Look through the material below. Copy each line that contains the string "Reformation".
## begin Extracted information
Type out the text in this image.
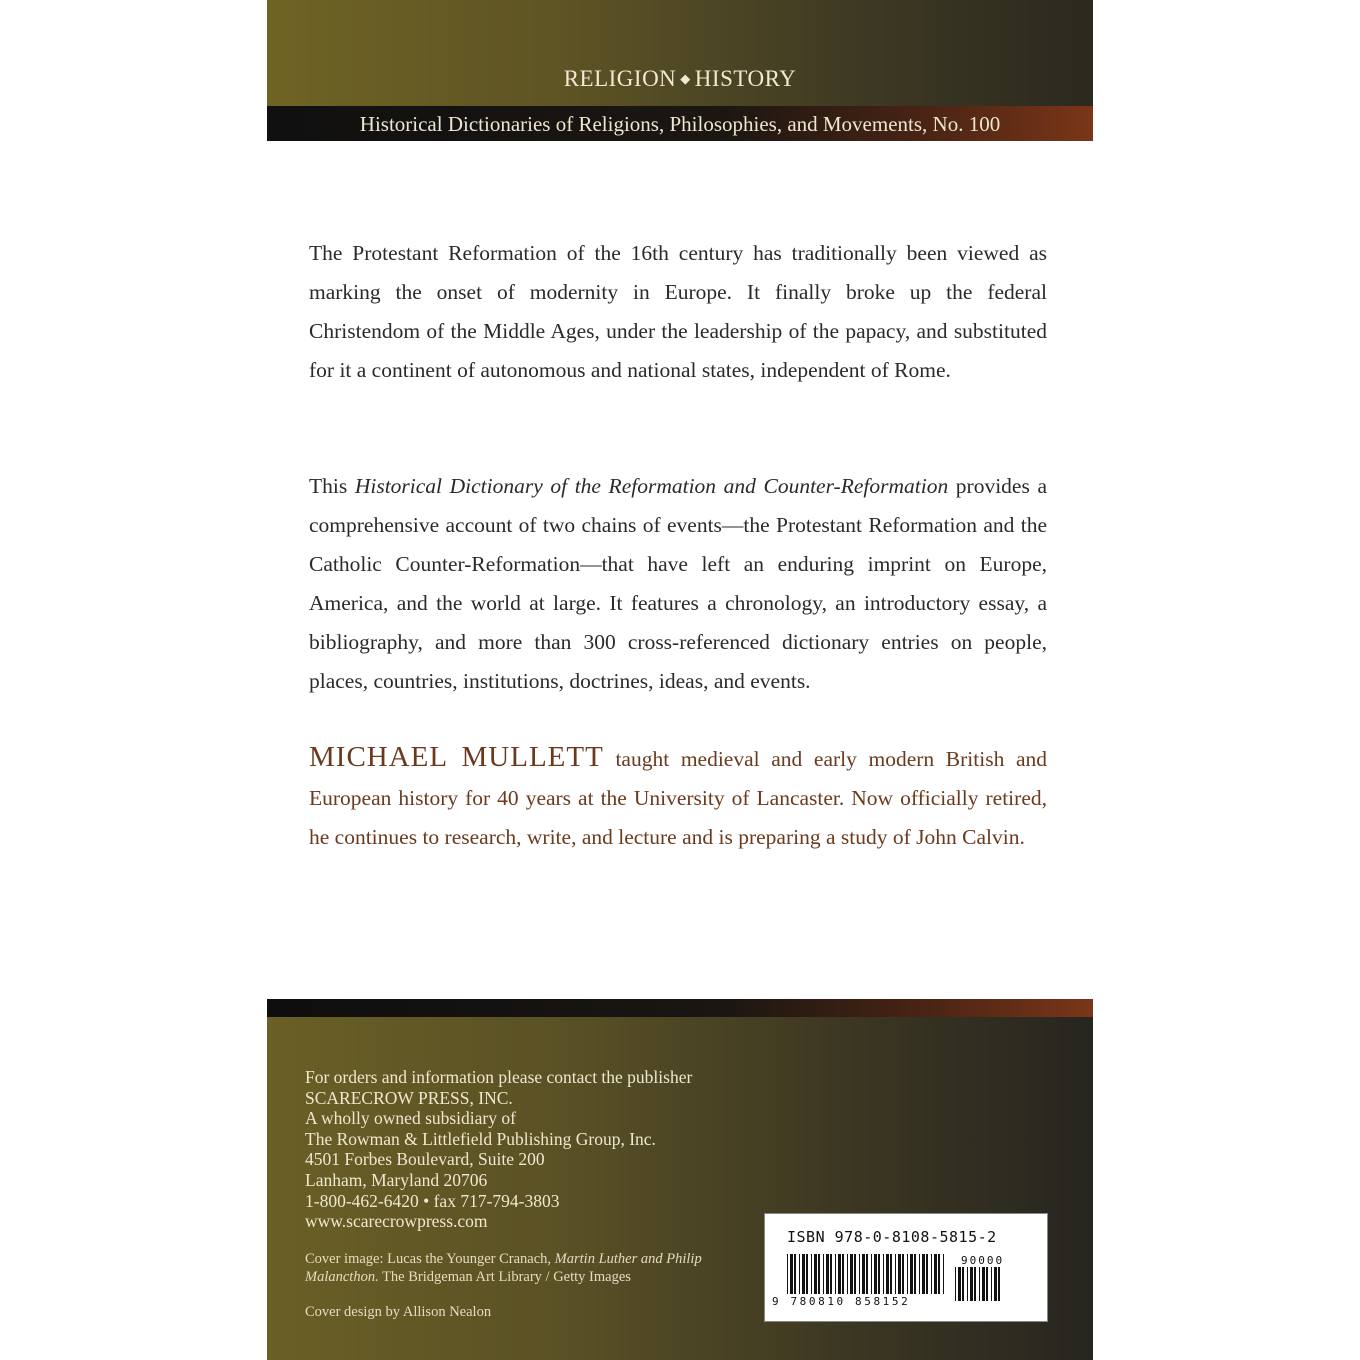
RELIGION ◆ HISTORY
Historical Dictionaries of Religions, Philosophies, and Movements, No. 100
The Protestant Reformation of the 16th century has traditionally been viewed as marking the onset of modernity in Europe. It finally broke up the federal Christendom of the Middle Ages, under the leadership of the papacy, and substituted for it a continent of autonomous and national states, independent of Rome.
This Historical Dictionary of the Reformation and Counter-Reformation provides a comprehensive account of two chains of events—the Protestant Reformation and the Catholic Counter-Reformation—that have left an enduring imprint on Europe, America, and the world at large. It features a chronology, an introductory essay, a bibliography, and more than 300 cross-referenced dictionary entries on people, places, countries, institutions, doctrines, ideas, and events.
MICHAEL MULLETT taught medieval and early modern British and European history for 40 years at the University of Lancaster. Now officially retired, he continues to research, write, and lecture and is preparing a study of John Calvin.
For orders and information please contact the publisher
SCARECROW PRESS, INC.
A wholly owned subsidiary of
The Rowman & Littlefield Publishing Group, Inc.
4501 Forbes Boulevard, Suite 200
Lanham, Maryland 20706
1-800-462-6420 • fax 717-794-3803
www.scarecrowpress.com
Cover image: Lucas the Younger Cranach, Martin Luther and Philip
Malancthon. The Bridgeman Art Library / Getty Images
Cover design by Allison Nealon
ISBN 978-0-8108-5815-2
90000
9 780810 858152
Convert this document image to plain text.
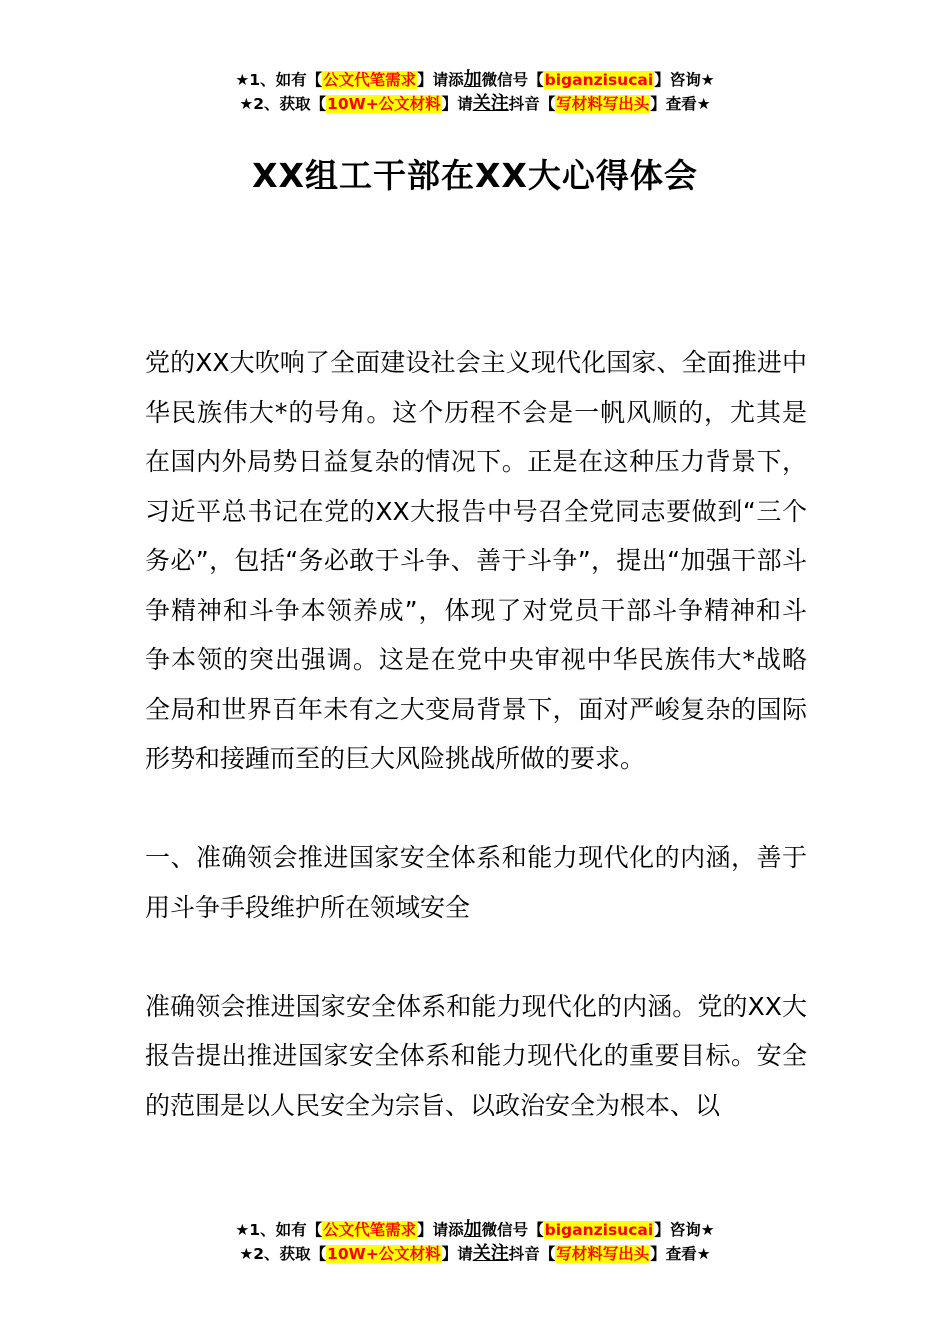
★1、如有【公文代笔需求】请添加微信号【biganzisucai】咨询★
★2、获取【10W+公文材料】请关注抖音【写材料写出头】查看★
XX组工干部在XX大心得体会

党的XX大吹响了全面建设社会主义现代化国家、全面推进中华民族伟大*的号角。这个历程不会是一帆风顺的，尤其是在国内外局势日益复杂的情况下。正是在这种压力背景下，习近平总书记在党的XX大报告中号召全党同志要做到“三个务必”，包括“务必敢于斗争、善于斗争”，提出“加强干部斗争精神和斗争本领养成”，体现了对党员干部斗争精神和斗争本领的突出强调。这是在党中央审视中华民族伟大*战略全局和世界百年未有之大变局背景下，面对严峻复杂的国际形势和接踵而至的巨大风险挑战所做的要求。

一、准确领会推进国家安全体系和能力现代化的内涵，善于用斗争手段维护所在领域安全

准确领会推进国家安全体系和能力现代化的内涵。党的XX大报告提出推进国家安全体系和能力现代化的重要目标。安全的范围是以人民安全为宗旨、以政治安全为根本、以

★1、如有【公文代笔需求】请添加微信号【biganzisucai】咨询★
★2、获取【10W+公文材料】请关注抖音【写材料写出头】查看★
## end Extracted information
Task answer:
The Protestant Reformation of the 16th century has traditionally been viewed as marking the onset of modernity in Europe. It finally broke up the federal Christendom of the Middle Ages, under the leadership of the papacy, and substituted for it a continent of autonomous and national states, independent of Rome.
This Historical Dictionary of the Reformation and Counter-Reformation provides a comprehensive account of two chains of events—the Protestant Reformation and the Catholic Counter-Reformation—that have left an enduring imprint on Europe, America, and the world at large. It features a chronology, an introductory essay, a bibliography, and more than 300 cross-referenced dictionary entries on people, places, countries, institutions, doctrines, ideas, and events.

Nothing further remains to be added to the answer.